> To do: In the entries, find all lines that hold the word "شرکت" and copy them.

(Items from a dataset)
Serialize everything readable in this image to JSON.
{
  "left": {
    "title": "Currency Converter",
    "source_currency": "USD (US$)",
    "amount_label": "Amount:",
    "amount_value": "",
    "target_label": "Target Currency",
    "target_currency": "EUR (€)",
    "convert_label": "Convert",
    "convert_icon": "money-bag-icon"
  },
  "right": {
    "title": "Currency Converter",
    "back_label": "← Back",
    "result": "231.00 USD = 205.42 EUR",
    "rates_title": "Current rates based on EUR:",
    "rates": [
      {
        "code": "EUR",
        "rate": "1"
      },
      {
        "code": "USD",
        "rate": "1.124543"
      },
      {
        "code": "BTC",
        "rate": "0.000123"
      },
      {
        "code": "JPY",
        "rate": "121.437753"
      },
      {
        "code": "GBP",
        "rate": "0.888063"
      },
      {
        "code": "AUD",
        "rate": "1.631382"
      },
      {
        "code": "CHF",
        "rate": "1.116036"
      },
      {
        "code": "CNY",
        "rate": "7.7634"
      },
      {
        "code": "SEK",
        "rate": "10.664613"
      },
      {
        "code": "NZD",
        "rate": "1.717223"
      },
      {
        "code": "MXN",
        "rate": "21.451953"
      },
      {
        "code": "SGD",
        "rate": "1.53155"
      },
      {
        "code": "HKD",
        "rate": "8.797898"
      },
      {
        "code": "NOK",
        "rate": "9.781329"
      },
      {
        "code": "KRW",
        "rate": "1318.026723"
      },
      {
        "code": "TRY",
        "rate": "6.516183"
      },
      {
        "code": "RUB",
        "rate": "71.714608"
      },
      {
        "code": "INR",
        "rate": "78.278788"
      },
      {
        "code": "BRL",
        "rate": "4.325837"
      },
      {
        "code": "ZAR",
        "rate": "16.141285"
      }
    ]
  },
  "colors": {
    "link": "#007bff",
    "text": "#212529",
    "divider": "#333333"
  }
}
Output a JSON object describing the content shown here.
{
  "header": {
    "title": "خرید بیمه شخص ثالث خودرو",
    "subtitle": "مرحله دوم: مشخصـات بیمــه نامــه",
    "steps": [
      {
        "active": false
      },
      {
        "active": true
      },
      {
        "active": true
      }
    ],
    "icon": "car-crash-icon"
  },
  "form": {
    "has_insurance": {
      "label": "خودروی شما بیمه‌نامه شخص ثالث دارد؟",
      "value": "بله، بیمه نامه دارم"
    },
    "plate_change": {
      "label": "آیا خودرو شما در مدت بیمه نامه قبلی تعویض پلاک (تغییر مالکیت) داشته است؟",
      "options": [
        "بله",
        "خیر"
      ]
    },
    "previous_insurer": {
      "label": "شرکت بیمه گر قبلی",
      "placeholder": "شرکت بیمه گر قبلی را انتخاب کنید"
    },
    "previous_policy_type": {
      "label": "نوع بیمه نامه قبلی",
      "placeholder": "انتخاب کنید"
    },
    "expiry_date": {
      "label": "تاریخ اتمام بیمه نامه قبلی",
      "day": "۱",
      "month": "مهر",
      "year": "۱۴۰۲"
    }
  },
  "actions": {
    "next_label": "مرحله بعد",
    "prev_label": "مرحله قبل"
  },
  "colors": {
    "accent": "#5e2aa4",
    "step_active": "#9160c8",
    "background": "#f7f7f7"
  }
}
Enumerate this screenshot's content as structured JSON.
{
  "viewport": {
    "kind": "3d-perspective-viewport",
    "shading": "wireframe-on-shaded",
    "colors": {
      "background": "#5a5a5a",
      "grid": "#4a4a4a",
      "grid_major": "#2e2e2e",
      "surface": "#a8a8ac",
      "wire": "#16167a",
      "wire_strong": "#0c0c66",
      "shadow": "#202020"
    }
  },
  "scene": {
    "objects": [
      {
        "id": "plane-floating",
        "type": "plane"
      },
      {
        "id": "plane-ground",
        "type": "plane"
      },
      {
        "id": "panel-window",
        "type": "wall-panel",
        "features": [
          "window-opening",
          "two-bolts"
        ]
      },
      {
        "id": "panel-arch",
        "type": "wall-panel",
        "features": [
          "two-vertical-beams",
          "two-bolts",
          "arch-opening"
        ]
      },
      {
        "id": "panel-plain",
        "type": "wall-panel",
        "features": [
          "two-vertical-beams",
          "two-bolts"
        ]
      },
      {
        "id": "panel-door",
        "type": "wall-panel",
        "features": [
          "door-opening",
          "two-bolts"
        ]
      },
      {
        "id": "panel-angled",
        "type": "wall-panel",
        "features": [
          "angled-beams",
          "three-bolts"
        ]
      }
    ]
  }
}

> Worked solution:
      "label": "شرکت بیمه گر قبلی",
      "placeholder": "شرکت بیمه گر قبلی را انتخاب کنید"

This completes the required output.